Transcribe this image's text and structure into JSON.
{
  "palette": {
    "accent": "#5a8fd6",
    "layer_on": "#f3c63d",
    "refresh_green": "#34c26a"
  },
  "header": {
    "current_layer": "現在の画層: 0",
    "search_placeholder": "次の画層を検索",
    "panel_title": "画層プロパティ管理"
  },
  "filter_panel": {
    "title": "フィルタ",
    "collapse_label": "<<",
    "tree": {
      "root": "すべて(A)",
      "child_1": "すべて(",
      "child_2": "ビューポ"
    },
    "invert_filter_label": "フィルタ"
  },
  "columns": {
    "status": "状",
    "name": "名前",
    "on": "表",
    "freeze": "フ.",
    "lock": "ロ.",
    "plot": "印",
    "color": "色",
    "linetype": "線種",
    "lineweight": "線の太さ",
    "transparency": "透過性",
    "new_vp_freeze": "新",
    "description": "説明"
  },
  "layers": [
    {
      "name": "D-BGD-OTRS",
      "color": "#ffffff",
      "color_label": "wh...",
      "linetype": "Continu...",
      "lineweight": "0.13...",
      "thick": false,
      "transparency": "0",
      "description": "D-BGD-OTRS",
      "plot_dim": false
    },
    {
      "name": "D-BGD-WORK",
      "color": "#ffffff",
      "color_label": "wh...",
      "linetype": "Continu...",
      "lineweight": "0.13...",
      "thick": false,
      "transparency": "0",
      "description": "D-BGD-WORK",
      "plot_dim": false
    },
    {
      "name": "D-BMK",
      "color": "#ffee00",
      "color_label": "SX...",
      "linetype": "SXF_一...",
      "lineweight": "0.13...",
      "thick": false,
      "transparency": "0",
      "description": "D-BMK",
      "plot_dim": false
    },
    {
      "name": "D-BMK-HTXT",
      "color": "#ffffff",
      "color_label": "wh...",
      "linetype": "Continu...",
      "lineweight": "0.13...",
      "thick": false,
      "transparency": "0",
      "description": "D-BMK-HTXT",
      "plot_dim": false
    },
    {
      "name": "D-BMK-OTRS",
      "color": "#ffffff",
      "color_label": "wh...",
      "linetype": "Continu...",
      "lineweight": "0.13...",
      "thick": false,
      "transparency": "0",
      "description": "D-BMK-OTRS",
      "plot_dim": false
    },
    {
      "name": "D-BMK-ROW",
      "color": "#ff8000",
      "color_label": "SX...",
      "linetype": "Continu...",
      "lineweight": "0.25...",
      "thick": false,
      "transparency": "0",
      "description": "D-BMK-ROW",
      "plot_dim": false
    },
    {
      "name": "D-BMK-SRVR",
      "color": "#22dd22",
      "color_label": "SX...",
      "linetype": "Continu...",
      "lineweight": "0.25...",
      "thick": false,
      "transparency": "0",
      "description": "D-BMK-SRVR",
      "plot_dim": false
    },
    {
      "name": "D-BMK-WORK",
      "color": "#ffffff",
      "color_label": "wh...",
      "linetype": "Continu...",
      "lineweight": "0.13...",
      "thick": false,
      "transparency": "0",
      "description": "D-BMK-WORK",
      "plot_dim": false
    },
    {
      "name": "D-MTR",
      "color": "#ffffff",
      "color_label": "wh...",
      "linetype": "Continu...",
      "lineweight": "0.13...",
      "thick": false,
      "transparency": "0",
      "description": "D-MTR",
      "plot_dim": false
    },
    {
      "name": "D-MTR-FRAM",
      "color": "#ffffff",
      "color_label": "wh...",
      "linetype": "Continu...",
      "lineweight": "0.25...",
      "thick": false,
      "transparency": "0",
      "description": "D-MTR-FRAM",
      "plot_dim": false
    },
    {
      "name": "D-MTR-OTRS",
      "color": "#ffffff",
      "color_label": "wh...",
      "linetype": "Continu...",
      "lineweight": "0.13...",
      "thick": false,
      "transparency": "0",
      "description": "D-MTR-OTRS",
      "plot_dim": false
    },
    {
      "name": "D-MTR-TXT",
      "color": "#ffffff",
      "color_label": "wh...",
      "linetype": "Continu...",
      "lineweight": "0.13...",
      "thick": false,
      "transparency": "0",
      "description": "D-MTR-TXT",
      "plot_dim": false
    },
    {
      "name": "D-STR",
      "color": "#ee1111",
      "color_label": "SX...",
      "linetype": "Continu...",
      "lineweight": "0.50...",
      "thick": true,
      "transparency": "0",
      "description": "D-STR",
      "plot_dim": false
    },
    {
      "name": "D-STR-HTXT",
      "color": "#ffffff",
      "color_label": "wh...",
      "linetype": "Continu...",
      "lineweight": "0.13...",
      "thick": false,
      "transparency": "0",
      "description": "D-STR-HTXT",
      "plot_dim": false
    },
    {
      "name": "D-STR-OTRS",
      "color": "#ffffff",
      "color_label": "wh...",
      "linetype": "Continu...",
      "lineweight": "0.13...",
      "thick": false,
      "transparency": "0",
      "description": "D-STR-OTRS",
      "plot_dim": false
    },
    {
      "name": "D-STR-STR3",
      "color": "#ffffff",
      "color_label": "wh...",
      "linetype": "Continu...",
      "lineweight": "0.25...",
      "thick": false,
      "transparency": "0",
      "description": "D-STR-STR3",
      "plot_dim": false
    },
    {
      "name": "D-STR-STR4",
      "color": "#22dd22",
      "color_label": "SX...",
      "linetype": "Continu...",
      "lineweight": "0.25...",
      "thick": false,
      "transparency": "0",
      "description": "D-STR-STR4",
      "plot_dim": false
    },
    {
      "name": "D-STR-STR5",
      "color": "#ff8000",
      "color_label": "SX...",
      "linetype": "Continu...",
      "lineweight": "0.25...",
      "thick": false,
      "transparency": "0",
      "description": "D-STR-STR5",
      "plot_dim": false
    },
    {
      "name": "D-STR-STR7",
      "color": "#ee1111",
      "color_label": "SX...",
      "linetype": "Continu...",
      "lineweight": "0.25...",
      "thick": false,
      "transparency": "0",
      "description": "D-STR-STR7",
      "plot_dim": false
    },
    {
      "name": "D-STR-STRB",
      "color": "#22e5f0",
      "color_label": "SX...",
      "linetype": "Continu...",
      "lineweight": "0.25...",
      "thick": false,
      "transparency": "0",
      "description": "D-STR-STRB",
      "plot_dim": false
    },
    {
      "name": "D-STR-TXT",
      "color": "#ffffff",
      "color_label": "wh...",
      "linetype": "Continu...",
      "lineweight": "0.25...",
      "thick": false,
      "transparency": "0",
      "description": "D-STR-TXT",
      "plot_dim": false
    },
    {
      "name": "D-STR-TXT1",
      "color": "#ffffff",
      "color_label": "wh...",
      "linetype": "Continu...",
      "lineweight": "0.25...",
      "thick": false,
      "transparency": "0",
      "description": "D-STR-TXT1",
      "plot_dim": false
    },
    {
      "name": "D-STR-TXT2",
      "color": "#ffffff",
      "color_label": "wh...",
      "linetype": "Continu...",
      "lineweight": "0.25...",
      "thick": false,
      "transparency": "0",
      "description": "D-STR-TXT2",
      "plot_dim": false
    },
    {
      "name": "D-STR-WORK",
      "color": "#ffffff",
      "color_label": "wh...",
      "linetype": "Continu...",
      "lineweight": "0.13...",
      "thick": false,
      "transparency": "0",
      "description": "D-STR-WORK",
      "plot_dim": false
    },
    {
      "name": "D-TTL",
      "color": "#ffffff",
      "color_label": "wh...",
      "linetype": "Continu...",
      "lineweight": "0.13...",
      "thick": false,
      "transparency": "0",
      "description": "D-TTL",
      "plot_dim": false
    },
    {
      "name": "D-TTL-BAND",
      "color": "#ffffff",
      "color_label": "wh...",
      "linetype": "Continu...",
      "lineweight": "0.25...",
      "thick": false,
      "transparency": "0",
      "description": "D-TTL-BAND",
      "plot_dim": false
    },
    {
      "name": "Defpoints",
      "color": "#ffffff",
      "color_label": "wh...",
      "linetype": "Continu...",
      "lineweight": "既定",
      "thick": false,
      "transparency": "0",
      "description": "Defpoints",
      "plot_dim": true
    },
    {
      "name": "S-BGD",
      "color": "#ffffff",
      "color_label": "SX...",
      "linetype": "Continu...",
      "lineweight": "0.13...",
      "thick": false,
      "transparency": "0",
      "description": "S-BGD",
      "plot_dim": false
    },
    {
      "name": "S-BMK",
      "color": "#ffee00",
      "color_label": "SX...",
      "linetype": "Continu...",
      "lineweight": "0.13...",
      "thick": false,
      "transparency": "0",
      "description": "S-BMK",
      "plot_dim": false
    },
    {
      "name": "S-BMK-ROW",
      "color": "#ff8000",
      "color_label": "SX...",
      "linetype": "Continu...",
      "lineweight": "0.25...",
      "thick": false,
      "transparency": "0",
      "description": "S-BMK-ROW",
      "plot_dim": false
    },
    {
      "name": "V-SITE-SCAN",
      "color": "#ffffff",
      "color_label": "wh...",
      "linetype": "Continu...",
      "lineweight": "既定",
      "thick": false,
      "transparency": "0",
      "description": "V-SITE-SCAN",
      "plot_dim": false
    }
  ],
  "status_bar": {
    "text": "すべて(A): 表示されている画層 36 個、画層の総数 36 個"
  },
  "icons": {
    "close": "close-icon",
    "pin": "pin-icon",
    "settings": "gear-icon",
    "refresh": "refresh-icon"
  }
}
____
Short problem:
Look above for every line with the word "BAND" and copy it.

Task output:
      "name": "D-TTL-BAND",
      "description": "D-TTL-BAND",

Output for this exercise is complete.